>>
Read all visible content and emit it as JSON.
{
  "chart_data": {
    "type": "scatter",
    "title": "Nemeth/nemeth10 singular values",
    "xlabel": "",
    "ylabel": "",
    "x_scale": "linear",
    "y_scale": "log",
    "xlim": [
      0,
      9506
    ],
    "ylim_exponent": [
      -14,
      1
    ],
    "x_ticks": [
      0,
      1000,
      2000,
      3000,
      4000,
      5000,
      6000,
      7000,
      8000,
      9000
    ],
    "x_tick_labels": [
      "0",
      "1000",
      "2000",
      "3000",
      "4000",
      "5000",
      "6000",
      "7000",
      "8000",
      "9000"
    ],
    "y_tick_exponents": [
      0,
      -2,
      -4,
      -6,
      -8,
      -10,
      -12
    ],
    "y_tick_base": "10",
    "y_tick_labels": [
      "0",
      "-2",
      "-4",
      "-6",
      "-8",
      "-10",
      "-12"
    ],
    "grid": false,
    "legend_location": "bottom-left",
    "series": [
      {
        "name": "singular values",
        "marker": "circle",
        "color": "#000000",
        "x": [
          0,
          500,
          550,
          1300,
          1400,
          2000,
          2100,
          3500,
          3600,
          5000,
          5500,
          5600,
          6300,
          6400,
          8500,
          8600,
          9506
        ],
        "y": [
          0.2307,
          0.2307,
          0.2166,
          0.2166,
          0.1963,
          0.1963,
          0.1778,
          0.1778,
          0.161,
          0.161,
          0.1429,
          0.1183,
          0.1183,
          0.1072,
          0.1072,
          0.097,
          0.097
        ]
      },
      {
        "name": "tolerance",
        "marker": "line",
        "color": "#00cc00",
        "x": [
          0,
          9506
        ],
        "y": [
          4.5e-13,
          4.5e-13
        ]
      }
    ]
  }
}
<<
## PROMPT
Transcribe all entries exactly as they are given.

## COMPLETE OUTPUT
Read all visible content and emit it as JSON.
{
  "chart_data": {
    "type": "scatter",
    "title": "Nemeth/nemeth10 singular values",
    "xlabel": "",
    "ylabel": "",
    "x_scale": "linear",
    "y_scale": "log",
    "xlim": [
      0,
      9506
    ],
    "ylim_exponent": [
      -14,
      1
    ],
    "x_ticks": [
      0,
      1000,
      2000,
      3000,
      4000,
      5000,
      6000,
      7000,
      8000,
      9000
    ],
    "x_tick_labels": [
      "0",
      "1000",
      "2000",
      "3000",
      "4000",
      "5000",
      "6000",
      "7000",
      "8000",
      "9000"
    ],
    "y_tick_exponents": [
      0,
      -2,
      -4,
      -6,
      -8,
      -10,
      -12
    ],
    "y_tick_base": "10",
    "y_tick_labels": [
      "0",
      "-2",
      "-4",
      "-6",
      "-8",
      "-10",
      "-12"
    ],
    "grid": false,
    "legend_location": "bottom-left",
    "series": [
      {
        "name": "singular values",
        "marker": "circle",
        "color": "#000000",
        "x": [
          0,
          500,
          550,
          1300,
          1400,
          2000,
          2100,
          3500,
          3600,
          5000,
          5500,
          5600,
          6300,
          6400,
          8500,
          8600,
          9506
        ],
        "y": [
          0.2307,
          0.2307,
          0.2166,
          0.2166,
          0.1963,
          0.1963,
          0.1778,
          0.1778,
          0.161,
          0.161,
          0.1429,
          0.1183,
          0.1183,
          0.1072,
          0.1072,
          0.097,
          0.097
        ]
      },
      {
        "name": "tolerance",
        "marker": "line",
        "color": "#00cc00",
        "x": [
          0,
          9506
        ],
        "y": [
          4.5e-13,
          4.5e-13
        ]
      }
    ]
  }
}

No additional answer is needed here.